- _Exercise description_: In full and without deviation, write out the entries that follow.

- _Data for review_:
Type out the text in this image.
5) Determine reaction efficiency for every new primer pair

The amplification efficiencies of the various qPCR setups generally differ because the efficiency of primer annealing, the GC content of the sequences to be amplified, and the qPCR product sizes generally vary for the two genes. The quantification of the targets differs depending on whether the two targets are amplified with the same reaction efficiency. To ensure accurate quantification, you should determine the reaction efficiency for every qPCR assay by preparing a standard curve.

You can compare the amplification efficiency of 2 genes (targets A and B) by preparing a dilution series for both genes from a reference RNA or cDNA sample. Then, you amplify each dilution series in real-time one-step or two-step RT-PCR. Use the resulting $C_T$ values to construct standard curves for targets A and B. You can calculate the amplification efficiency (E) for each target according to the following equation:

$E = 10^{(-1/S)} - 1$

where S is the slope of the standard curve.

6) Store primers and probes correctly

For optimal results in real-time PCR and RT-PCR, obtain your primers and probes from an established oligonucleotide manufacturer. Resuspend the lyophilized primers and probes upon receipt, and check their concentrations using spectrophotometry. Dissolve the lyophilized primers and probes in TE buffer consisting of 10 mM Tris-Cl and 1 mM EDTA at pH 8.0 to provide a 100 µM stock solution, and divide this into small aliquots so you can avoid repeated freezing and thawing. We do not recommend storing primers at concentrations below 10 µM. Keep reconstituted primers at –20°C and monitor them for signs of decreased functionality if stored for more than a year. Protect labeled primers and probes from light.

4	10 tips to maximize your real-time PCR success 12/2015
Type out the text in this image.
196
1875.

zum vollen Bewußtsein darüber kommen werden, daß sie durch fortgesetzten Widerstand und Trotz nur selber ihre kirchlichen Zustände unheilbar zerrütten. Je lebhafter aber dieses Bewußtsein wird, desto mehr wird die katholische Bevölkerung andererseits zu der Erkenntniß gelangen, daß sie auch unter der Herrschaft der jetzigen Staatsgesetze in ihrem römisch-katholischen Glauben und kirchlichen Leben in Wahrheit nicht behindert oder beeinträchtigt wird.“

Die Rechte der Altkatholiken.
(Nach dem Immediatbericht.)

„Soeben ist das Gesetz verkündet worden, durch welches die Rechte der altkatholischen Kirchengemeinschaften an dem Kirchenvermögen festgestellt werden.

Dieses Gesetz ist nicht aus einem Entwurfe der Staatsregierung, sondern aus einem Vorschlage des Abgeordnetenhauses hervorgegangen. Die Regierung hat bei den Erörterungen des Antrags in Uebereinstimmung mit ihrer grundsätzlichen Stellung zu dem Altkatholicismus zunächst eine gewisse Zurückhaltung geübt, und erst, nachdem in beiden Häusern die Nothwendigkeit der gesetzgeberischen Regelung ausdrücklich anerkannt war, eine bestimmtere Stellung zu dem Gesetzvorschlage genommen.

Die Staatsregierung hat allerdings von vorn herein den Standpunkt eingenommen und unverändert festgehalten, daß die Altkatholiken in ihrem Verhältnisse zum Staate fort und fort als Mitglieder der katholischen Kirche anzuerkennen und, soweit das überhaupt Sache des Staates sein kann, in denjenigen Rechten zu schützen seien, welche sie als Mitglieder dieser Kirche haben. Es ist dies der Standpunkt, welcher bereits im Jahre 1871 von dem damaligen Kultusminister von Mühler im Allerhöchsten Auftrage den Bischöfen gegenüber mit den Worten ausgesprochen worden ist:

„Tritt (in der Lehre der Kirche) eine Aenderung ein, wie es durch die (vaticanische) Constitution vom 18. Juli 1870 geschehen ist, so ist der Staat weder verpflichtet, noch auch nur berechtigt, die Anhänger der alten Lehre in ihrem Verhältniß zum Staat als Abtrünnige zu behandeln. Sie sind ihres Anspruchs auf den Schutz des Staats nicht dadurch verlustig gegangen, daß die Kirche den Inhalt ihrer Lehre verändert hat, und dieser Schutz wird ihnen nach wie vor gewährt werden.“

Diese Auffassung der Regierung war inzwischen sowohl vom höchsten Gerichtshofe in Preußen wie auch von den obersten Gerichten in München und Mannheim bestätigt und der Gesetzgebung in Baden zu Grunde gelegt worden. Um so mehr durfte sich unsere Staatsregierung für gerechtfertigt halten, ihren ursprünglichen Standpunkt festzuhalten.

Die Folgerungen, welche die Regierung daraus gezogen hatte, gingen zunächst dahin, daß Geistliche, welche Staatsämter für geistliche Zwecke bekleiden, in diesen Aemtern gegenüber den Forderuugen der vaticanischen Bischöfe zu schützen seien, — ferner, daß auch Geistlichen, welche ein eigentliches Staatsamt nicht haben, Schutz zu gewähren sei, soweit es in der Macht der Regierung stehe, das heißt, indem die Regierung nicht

- _Response area_:
Type out the text in this image.
5) Determine reaction efficiency for every new primer pair

The amplification efficiencies of the various qPCR setups generally differ because the efficiency of primer annealing, the GC content of the sequences to be amplified, and the qPCR product sizes generally vary for the two genes. The quantification of the targets differs depending on whether the two targets are amplified with the same reaction efficiency. To ensure accurate quantification, you should determine the reaction efficiency for every qPCR assay by preparing a standard curve.

You can compare the amplification efficiency of 2 genes (targets A and B) by preparing a dilution series for both genes from a reference RNA or cDNA sample. Then, you amplify each dilution series in real-time one-step or two-step RT-PCR. Use the resulting $C_T$ values to construct standard curves for targets A and B. You can calculate the amplification efficiency (E) for each target according to the following equation:

$E = 10^{(-1/S)} - 1$

where S is the slope of the standard curve.

6) Store primers and probes correctly

For optimal results in real-time PCR and RT-PCR, obtain your primers and probes from an established oligonucleotide manufacturer. Resuspend the lyophilized primers and probes upon receipt, and check their concentrations using spectrophotometry. Dissolve the lyophilized primers and probes in TE buffer consisting of 10 mM Tris-Cl and 1 mM EDTA at pH 8.0 to provide a 100 µM stock solution, and divide this into small aliquots so you can avoid repeated freezing and thawing. We do not recommend storing primers at concentrations below 10 µM. Keep reconstituted primers at –20°C and monitor them for signs of decreased functionality if stored for more than a year. Protect labeled primers and probes from light.

4	10 tips to maximize your real-time PCR success 12/2015
Type out the text in this image.
196
1875.

zum vollen Bewußtsein darüber kommen werden, daß sie durch fortgesetzten Widerstand und Trotz nur selber ihre kirchlichen Zustände unheilbar zerrütten. Je lebhafter aber dieses Bewußtsein wird, desto mehr wird die katholische Bevölkerung andererseits zu der Erkenntniß gelangen, daß sie auch unter der Herrschaft der jetzigen Staatsgesetze in ihrem römisch-katholischen Glauben und kirchlichen Leben in Wahrheit nicht behindert oder beeinträchtigt wird.“

Die Rechte der Altkatholiken.
(Nach dem Immediatbericht.)

„Soeben ist das Gesetz verkündet worden, durch welches die Rechte der altkatholischen Kirchengemeinschaften an dem Kirchenvermögen festgestellt werden.

Dieses Gesetz ist nicht aus einem Entwurfe der Staatsregierung, sondern aus einem Vorschlage des Abgeordnetenhauses hervorgegangen. Die Regierung hat bei den Erörterungen des Antrags in Uebereinstimmung mit ihrer grundsätzlichen Stellung zu dem Altkatholicismus zunächst eine gewisse Zurückhaltung geübt, und erst, nachdem in beiden Häusern die Nothwendigkeit der gesetzgeberischen Regelung ausdrücklich anerkannt war, eine bestimmtere Stellung zu dem Gesetzvorschlage genommen.

Die Staatsregierung hat allerdings von vorn herein den Standpunkt eingenommen und unverändert festgehalten, daß die Altkatholiken in ihrem Verhältnisse zum Staate fort und fort als Mitglieder der katholischen Kirche anzuerkennen und, soweit das überhaupt Sache des Staates sein kann, in denjenigen Rechten zu schützen seien, welche sie als Mitglieder dieser Kirche haben. Es ist dies der Standpunkt, welcher bereits im Jahre 1871 von dem damaligen Kultusminister von Mühler im Allerhöchsten Auftrage den Bischöfen gegenüber mit den Worten ausgesprochen worden ist:

„Tritt (in der Lehre der Kirche) eine Aenderung ein, wie es durch die (vaticanische) Constitution vom 18. Juli 1870 geschehen ist, so ist der Staat weder verpflichtet, noch auch nur berechtigt, die Anhänger der alten Lehre in ihrem Verhältniß zum Staat als Abtrünnige zu behandeln. Sie sind ihres Anspruchs auf den Schutz des Staats nicht dadurch verlustig gegangen, daß die Kirche den Inhalt ihrer Lehre verändert hat, und dieser Schutz wird ihnen nach wie vor gewährt werden.“

Diese Auffassung der Regierung war inzwischen sowohl vom höchsten Gerichtshofe in Preußen wie auch von den obersten Gerichten in München und Mannheim bestätigt und der Gesetzgebung in Baden zu Grunde gelegt worden. Um so mehr durfte sich unsere Staatsregierung für gerechtfertigt halten, ihren ursprünglichen Standpunkt festzuhalten.

Die Folgerungen, welche die Regierung daraus gezogen hatte, gingen zunächst dahin, daß Geistliche, welche Staatsämter für geistliche Zwecke bekleiden, in diesen Aemtern gegenüber den Forderuugen der vaticanischen Bischöfe zu schützen seien, — ferner, daß auch Geistlichen, welche ein eigentliches Staatsamt nicht haben, Schutz zu gewähren sei, soweit es in der Macht der Regierung stehe, das heißt, indem die Regierung nicht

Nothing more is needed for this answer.